→ **SHORT PROBLEM**
Go through the records and extract every line with the word "werd".

(Source records)
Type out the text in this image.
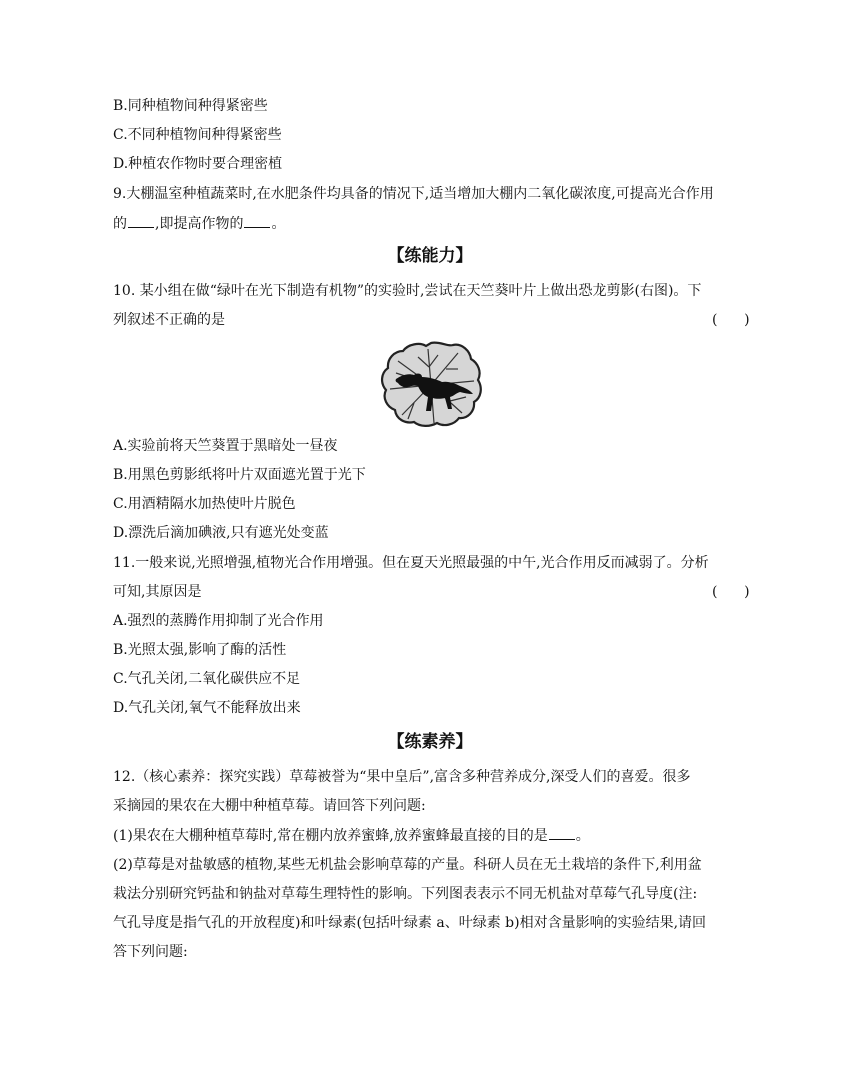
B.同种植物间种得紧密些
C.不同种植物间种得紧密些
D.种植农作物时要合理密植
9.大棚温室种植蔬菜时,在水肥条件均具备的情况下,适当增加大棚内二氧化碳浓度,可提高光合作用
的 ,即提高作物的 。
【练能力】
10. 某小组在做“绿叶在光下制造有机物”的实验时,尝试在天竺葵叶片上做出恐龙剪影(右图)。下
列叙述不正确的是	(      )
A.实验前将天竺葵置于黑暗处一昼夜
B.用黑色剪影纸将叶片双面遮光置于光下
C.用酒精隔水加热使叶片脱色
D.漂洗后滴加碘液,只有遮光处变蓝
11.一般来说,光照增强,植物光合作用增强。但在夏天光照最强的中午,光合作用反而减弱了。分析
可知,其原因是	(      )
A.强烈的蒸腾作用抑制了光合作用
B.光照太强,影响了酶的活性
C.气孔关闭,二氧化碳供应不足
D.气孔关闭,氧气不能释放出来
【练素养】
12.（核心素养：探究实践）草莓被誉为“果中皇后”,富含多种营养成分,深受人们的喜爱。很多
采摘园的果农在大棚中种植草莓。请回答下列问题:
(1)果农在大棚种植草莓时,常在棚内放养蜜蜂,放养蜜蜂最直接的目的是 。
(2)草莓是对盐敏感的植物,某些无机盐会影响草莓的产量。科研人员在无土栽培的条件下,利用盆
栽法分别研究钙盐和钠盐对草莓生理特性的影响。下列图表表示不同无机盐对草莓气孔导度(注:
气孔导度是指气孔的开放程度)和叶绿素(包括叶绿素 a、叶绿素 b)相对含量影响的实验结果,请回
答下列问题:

...

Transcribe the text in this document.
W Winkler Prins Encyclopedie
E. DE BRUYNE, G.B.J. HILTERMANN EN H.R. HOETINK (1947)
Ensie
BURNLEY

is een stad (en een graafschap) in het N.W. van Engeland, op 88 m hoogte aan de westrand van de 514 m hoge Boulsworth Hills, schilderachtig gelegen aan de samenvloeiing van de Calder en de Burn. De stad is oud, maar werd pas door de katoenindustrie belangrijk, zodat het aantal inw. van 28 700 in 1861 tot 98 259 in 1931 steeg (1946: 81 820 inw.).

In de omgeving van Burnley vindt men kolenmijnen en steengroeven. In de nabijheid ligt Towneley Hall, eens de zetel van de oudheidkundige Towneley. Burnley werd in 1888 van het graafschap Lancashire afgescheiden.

→ **EXERCISE ANSWER**
is een stad (en een graafschap) in het N.W. van Engeland, op 88 m hoogte aan de westrand van de 514 m hoge Boulsworth Hills, schilderachtig gelegen aan de samenvloeiing van de Calder en de Burn. De stad is oud, maar werd pas door de katoenindustrie belangrijk, zodat het aantal inw. van 28 700 in 1861 tot 98 259 in 1931 steeg (1946: 81 820 inw.).
In de omgeving van Burnley vindt men kolenmijnen en steengroeven. In de nabijheid ligt Towneley Hall, eens de zetel van de oudheidkundige Towneley. Burnley werd in 1888 van het graafschap Lancashire afgescheiden.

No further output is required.